* start *

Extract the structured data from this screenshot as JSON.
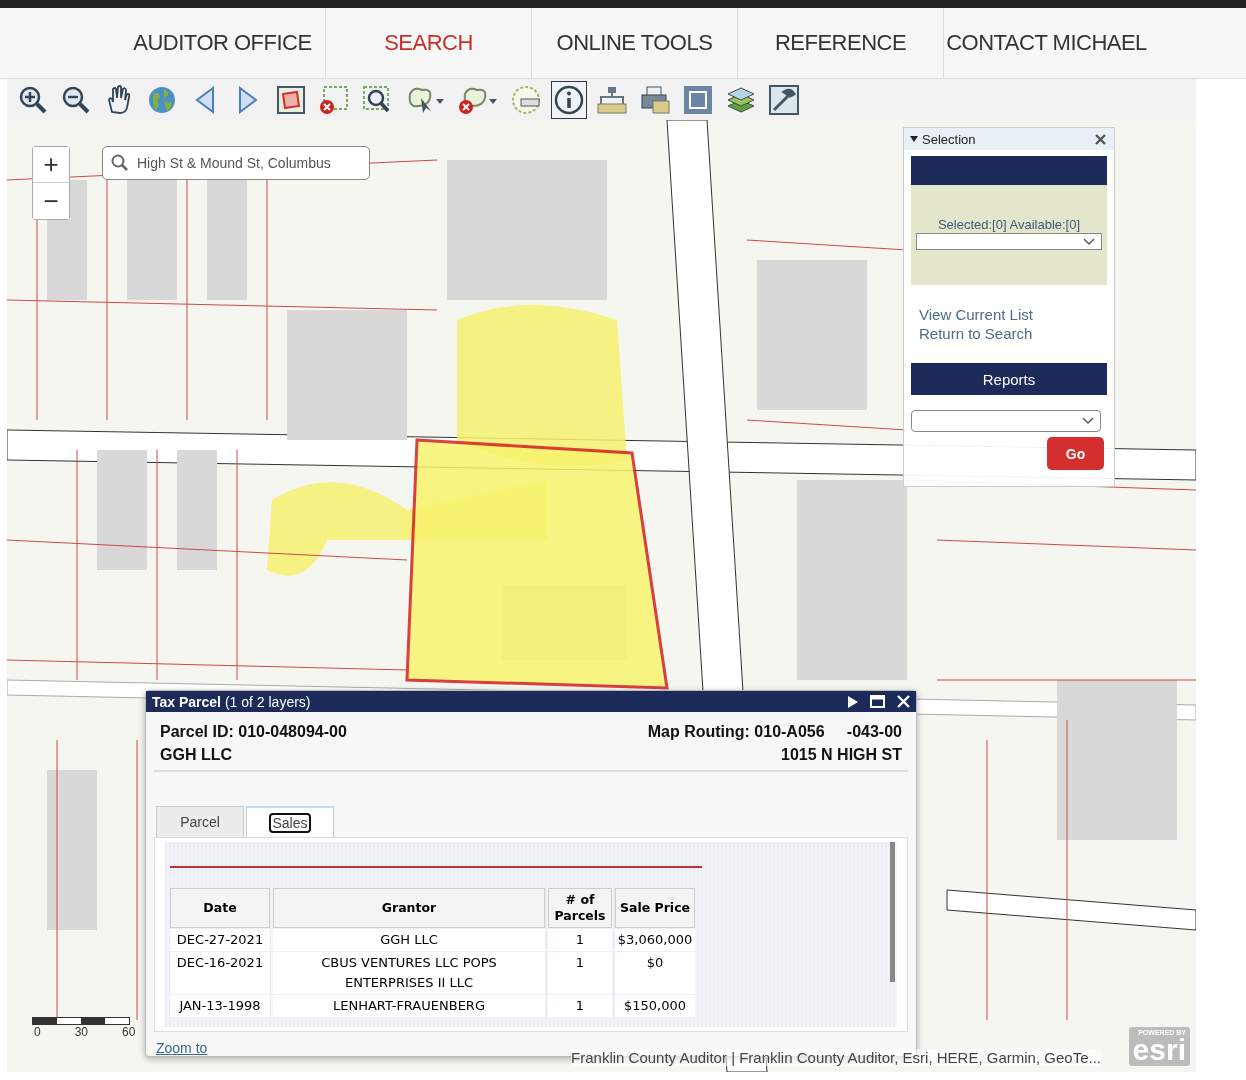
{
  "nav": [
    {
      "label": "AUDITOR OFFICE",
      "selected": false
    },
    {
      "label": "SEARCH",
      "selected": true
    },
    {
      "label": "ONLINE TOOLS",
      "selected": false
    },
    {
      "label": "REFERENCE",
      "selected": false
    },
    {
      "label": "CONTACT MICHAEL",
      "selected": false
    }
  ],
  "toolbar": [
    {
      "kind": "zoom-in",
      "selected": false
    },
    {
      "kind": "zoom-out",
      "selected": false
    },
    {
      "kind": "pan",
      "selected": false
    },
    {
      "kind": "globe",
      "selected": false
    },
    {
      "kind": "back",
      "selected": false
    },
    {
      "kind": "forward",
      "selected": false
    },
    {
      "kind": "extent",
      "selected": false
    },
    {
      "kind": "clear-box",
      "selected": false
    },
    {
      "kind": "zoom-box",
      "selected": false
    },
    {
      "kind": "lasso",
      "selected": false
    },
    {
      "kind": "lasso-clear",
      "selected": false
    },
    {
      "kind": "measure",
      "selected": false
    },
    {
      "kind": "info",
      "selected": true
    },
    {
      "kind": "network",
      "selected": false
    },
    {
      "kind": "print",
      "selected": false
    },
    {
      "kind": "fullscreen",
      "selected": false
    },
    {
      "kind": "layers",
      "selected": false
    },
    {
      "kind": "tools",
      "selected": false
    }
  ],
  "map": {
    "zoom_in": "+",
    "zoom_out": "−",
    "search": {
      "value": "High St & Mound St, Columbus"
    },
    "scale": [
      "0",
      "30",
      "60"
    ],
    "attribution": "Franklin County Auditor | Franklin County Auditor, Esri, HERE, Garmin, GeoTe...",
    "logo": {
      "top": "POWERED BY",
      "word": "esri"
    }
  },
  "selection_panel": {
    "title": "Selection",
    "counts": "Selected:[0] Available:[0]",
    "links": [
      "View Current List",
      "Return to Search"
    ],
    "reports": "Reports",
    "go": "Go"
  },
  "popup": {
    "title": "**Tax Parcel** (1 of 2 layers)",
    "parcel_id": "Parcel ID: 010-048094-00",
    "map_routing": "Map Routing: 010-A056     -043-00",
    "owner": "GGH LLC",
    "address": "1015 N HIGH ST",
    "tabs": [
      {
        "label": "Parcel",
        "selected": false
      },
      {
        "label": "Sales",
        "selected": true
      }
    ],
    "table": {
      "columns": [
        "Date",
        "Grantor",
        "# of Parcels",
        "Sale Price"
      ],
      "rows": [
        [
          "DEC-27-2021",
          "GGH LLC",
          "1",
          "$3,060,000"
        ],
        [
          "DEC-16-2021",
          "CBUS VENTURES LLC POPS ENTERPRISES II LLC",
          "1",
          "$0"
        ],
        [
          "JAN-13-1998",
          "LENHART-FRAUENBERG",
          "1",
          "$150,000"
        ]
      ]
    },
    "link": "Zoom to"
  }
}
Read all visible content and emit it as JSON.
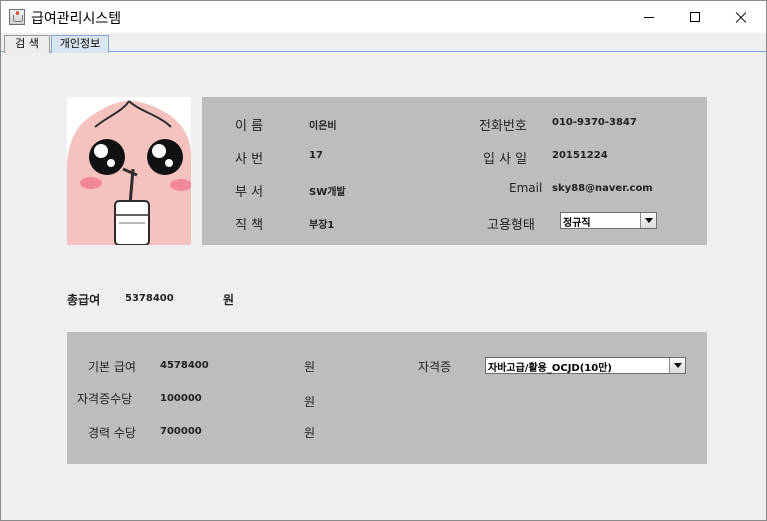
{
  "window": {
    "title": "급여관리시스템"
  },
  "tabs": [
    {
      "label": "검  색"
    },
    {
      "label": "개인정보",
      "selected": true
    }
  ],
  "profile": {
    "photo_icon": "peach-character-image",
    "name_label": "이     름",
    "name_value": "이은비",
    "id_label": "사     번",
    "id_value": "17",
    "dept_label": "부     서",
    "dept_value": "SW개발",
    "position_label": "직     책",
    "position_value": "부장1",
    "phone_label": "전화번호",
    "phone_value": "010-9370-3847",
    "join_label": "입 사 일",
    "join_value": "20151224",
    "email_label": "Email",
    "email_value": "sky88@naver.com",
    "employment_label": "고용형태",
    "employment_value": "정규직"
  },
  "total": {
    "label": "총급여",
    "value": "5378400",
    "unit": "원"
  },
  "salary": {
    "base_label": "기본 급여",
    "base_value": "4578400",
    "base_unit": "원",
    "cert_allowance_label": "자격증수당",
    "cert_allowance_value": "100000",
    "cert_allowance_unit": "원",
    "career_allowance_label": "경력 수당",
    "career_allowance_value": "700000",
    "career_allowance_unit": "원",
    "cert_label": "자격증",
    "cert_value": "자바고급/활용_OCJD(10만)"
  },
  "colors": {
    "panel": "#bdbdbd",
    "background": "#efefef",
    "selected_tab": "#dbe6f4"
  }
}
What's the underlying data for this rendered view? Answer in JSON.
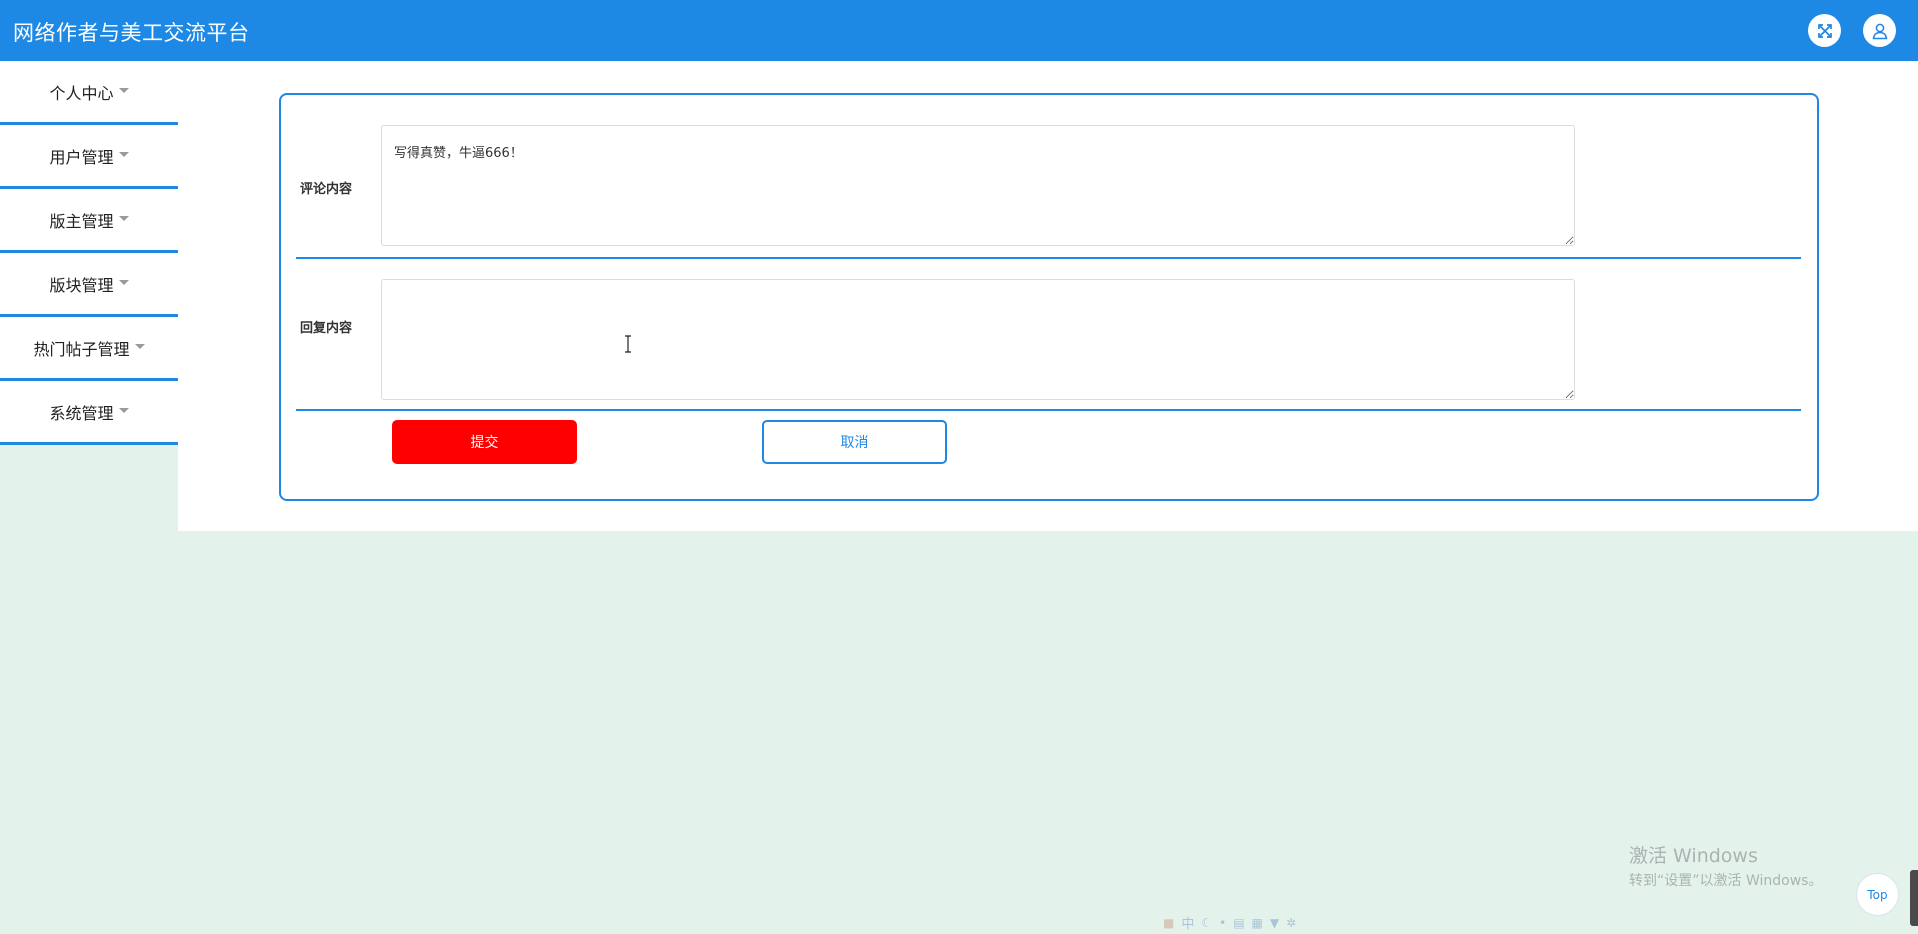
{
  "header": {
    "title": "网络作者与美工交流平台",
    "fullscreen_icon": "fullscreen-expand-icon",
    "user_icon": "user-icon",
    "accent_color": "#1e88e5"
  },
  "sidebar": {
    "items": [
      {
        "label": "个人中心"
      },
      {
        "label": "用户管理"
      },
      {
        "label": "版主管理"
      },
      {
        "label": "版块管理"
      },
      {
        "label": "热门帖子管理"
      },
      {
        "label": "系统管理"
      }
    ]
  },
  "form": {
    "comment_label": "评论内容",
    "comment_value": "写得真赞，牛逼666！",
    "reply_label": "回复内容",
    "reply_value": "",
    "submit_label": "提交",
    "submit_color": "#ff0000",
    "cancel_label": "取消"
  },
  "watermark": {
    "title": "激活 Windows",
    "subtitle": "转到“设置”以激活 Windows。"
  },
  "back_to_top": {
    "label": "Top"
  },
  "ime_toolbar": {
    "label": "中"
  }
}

* end *

◆ WHAT TO DO
Report only the number of lines in the listing that contain the word "Windows".

◆ OUTPUT FOR THIS TASK
2